◆ What is needed ◆
Find the lines holding the string "going" in the data, then copy all of them.

◆ Data supplied ◆
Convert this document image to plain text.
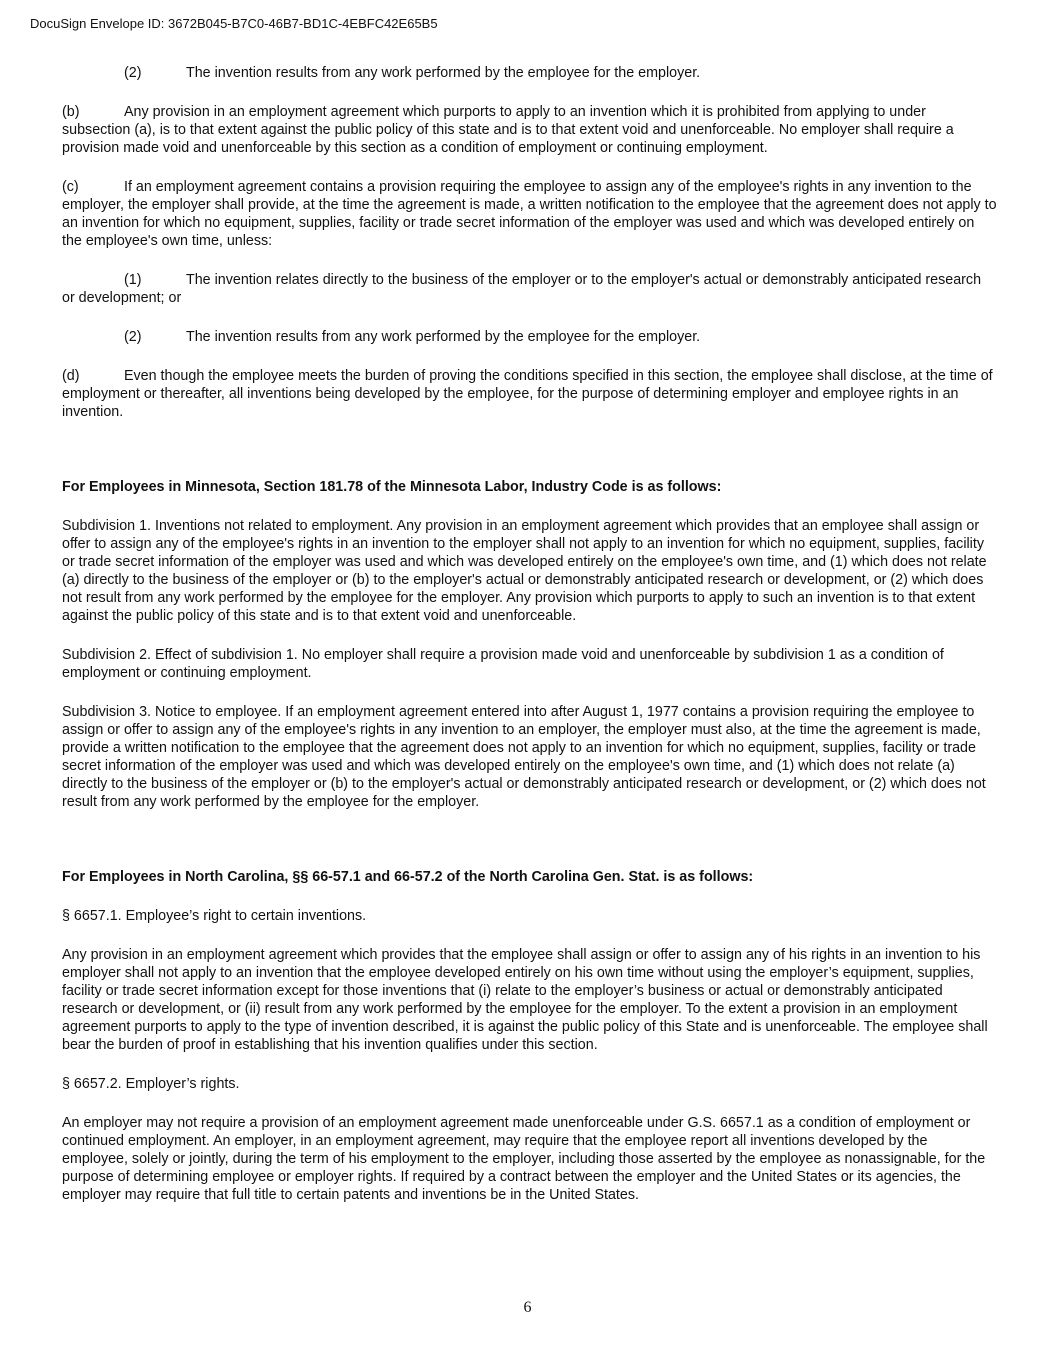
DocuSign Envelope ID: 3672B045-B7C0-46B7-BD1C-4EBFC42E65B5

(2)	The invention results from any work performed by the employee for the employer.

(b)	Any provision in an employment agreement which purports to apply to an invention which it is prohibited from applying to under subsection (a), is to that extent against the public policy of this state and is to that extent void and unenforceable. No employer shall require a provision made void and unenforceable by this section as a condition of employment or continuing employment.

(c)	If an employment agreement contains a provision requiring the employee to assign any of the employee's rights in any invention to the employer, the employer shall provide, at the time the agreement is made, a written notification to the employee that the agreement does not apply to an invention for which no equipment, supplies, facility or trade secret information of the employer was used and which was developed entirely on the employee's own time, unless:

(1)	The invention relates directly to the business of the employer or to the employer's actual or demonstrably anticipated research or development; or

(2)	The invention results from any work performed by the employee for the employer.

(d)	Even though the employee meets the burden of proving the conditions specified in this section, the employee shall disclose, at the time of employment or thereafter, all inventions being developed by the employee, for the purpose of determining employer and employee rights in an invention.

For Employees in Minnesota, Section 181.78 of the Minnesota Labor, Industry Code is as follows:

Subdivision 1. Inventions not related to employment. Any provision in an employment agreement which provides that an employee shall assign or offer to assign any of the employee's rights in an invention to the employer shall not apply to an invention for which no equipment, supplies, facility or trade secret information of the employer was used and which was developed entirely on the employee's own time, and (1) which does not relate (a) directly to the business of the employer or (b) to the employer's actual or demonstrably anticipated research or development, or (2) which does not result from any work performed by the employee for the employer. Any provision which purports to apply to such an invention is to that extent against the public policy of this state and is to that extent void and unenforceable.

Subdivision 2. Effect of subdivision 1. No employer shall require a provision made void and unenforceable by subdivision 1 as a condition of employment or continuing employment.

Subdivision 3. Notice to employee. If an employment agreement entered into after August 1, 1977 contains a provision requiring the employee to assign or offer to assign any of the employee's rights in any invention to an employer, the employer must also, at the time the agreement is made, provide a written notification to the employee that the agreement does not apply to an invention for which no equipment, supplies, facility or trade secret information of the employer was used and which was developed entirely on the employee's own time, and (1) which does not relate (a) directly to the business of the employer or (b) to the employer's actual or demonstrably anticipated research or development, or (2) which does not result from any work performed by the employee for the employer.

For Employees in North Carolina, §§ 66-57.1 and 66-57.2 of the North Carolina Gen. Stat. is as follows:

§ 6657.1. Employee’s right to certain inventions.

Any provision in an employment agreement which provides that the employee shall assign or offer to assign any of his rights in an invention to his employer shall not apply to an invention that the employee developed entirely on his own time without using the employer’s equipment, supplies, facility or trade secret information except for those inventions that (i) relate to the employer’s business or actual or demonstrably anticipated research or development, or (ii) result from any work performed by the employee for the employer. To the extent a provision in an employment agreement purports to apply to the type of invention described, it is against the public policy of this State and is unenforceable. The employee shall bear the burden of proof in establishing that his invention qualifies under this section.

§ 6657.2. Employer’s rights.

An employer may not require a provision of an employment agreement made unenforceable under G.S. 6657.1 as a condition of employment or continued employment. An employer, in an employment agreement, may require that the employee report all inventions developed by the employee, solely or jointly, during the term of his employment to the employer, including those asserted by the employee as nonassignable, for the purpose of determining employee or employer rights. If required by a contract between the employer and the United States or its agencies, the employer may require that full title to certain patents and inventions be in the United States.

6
* * *
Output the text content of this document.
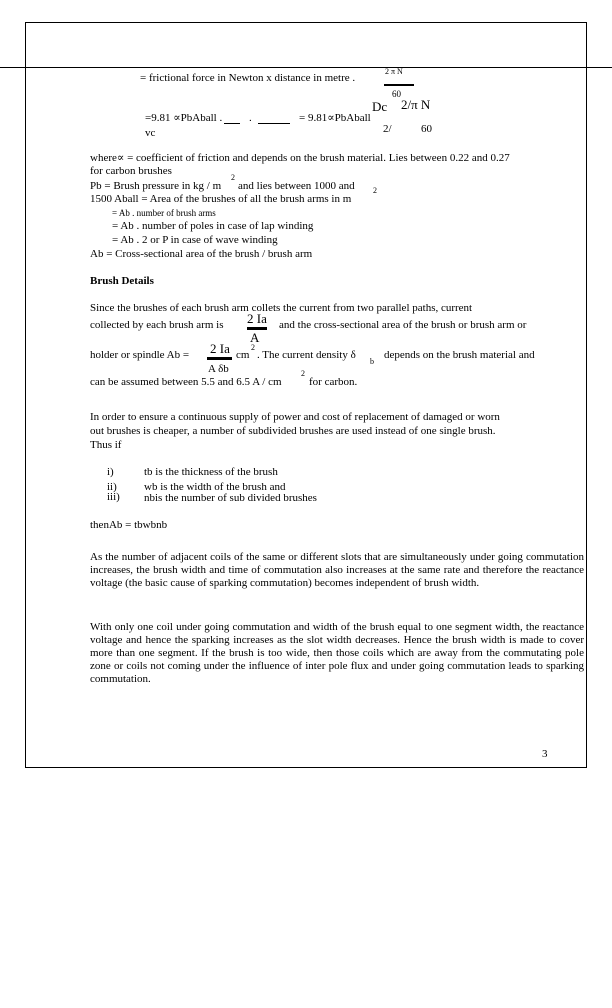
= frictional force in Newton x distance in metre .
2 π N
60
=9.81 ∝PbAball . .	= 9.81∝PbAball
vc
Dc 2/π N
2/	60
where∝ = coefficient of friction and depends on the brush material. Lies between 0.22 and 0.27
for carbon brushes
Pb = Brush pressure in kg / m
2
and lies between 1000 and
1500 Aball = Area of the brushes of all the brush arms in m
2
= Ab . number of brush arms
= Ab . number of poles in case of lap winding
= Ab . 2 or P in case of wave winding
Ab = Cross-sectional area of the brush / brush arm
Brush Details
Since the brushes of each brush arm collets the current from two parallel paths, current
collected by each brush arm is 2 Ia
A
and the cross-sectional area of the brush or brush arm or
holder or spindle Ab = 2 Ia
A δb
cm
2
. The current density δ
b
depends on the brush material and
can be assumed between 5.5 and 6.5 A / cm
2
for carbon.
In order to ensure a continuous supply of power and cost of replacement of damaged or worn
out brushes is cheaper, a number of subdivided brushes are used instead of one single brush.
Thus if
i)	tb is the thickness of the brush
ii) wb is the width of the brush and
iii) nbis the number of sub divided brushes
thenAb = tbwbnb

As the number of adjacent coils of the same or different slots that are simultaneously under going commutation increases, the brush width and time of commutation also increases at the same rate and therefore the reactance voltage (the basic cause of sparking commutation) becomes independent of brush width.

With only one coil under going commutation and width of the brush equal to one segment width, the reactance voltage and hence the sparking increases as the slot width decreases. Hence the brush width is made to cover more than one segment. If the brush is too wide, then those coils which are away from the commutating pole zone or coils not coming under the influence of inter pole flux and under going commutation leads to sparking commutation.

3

◆ Task result ◆
As the number of adjacent coils of the same or different slots that are simultaneously under going commutation increases, the brush width and time of commutation also increases at the same rate and therefore the reactance voltage (the basic cause of sparking commutation) becomes independent of brush width.
With only one coil under going commutation and width of the brush equal to one segment width, the reactance voltage and hence the sparking increases as the slot width decreases. Hence the brush width is made to cover more than one segment. If the brush is too wide, then those coils which are away from the commutating pole zone or coils not coming under the influence of inter pole flux and under going commutation leads to sparking commutation.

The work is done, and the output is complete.